— begin Task data —

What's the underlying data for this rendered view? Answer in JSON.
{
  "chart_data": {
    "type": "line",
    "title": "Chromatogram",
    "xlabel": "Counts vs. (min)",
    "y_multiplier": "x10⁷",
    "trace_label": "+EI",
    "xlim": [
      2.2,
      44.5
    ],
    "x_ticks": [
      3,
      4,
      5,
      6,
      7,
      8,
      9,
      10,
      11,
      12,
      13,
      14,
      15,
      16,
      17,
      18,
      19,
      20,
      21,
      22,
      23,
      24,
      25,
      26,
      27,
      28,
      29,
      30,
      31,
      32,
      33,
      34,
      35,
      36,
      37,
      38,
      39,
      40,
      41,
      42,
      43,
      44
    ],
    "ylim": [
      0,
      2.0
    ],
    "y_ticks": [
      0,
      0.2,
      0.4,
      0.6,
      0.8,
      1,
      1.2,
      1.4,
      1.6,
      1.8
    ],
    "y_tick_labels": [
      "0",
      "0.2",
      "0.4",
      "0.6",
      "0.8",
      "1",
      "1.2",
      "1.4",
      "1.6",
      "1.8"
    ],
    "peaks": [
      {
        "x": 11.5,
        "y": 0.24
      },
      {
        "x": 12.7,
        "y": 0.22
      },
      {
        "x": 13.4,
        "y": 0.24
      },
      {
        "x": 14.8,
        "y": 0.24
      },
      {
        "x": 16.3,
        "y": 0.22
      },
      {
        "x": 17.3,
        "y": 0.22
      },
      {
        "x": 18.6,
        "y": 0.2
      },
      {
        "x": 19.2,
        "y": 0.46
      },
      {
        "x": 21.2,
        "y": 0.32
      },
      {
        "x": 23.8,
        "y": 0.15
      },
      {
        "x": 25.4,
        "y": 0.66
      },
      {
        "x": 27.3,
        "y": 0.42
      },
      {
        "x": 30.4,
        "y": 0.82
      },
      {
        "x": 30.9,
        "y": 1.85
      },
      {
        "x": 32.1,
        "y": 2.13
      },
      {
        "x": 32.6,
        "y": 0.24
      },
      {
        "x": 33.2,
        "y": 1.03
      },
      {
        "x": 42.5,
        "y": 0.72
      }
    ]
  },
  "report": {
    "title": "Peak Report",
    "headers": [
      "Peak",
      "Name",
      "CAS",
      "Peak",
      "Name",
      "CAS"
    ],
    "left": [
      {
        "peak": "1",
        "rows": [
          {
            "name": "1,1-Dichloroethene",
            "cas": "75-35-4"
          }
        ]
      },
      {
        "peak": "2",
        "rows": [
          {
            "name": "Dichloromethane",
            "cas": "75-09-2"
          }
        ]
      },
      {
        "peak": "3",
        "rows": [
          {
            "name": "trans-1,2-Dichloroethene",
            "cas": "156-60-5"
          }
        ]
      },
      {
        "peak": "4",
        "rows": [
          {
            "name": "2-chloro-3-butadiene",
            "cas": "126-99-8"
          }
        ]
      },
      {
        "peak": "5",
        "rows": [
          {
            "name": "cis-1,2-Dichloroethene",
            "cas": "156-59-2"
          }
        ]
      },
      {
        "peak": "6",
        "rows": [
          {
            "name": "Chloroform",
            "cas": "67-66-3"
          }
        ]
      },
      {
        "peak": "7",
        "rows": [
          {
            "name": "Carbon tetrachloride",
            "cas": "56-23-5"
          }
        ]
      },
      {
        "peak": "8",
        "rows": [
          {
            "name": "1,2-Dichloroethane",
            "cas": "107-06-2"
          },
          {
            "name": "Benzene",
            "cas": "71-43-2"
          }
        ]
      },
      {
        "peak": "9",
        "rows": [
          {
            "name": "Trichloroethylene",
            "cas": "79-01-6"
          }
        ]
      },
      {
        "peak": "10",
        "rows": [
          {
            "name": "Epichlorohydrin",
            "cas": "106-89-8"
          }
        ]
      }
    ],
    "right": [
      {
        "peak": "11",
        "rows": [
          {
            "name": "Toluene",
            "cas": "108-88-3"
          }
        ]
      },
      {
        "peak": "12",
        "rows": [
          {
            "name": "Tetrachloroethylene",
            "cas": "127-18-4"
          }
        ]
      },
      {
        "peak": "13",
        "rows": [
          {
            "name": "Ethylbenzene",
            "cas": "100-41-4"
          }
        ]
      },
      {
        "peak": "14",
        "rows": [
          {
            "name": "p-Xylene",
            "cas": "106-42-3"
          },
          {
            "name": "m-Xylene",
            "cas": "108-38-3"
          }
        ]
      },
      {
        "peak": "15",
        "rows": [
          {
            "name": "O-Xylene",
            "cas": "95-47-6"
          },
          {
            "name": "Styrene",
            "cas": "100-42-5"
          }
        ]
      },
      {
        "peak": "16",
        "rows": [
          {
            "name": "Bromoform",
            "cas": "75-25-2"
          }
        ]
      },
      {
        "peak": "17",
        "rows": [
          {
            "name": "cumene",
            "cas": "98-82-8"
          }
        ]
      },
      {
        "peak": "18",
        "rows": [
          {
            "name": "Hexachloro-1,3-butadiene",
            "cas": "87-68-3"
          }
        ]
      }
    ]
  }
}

— end Task data —

### Stated task
Which lines include the word "title"? List them all.

### Answer to the exercise
    "title": "Chromatogram",
    "title": "Peak Report",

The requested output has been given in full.